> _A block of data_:

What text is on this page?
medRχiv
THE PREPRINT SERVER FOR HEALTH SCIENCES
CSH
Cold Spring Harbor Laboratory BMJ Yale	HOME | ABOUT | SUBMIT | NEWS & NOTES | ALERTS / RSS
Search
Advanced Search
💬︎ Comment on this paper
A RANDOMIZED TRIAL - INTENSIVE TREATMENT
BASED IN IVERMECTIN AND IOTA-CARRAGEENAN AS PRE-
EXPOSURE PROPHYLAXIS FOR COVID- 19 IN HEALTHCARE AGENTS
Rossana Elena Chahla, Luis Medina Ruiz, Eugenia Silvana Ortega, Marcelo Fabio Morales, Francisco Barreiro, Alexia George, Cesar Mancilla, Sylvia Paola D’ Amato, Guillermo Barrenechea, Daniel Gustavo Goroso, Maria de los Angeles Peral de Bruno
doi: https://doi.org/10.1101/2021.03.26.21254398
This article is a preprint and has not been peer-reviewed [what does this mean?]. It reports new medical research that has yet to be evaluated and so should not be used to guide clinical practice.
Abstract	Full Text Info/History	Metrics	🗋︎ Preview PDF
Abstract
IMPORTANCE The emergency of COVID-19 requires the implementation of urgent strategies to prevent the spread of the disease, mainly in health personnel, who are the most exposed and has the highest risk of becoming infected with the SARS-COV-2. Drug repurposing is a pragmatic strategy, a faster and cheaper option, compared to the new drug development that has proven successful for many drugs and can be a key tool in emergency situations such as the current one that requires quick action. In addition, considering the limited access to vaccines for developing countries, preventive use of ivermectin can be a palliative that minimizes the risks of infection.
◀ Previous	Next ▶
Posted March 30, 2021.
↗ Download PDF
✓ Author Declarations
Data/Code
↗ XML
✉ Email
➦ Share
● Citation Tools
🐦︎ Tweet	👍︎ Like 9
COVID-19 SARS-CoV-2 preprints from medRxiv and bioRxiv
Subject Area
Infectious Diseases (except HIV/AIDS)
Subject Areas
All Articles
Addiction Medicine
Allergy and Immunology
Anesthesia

> _TASK DIRECTIONS_:
Send back all of the entries exactly, with nothing missing.

> _WRITTEN SOLUTION_:
What text is on this page?
medRχiv
THE PREPRINT SERVER FOR HEALTH SCIENCES
CSH
Cold Spring Harbor Laboratory BMJ Yale	HOME | ABOUT | SUBMIT | NEWS & NOTES | ALERTS / RSS
Search
Advanced Search
💬︎ Comment on this paper
A RANDOMIZED TRIAL - INTENSIVE TREATMENT
BASED IN IVERMECTIN AND IOTA-CARRAGEENAN AS PRE-
EXPOSURE PROPHYLAXIS FOR COVID- 19 IN HEALTHCARE AGENTS
Rossana Elena Chahla, Luis Medina Ruiz, Eugenia Silvana Ortega, Marcelo Fabio Morales, Francisco Barreiro, Alexia George, Cesar Mancilla, Sylvia Paola D’ Amato, Guillermo Barrenechea, Daniel Gustavo Goroso, Maria de los Angeles Peral de Bruno
doi: https://doi.org/10.1101/2021.03.26.21254398
This article is a preprint and has not been peer-reviewed [what does this mean?]. It reports new medical research that has yet to be evaluated and so should not be used to guide clinical practice.
Abstract	Full Text Info/History	Metrics	🗋︎ Preview PDF
Abstract
IMPORTANCE The emergency of COVID-19 requires the implementation of urgent strategies to prevent the spread of the disease, mainly in health personnel, who are the most exposed and has the highest risk of becoming infected with the SARS-COV-2. Drug repurposing is a pragmatic strategy, a faster and cheaper option, compared to the new drug development that has proven successful for many drugs and can be a key tool in emergency situations such as the current one that requires quick action. In addition, considering the limited access to vaccines for developing countries, preventive use of ivermectin can be a palliative that minimizes the risks of infection.
◀ Previous	Next ▶
Posted March 30, 2021.
↗ Download PDF
✓ Author Declarations
Data/Code
↗ XML
✉ Email
➦ Share
● Citation Tools
🐦︎ Tweet	👍︎ Like 9
COVID-19 SARS-CoV-2 preprints from medRxiv and bioRxiv
Subject Area
Infectious Diseases (except HIV/AIDS)
Subject Areas
All Articles
Addiction Medicine
Allergy and Immunology
Anesthesia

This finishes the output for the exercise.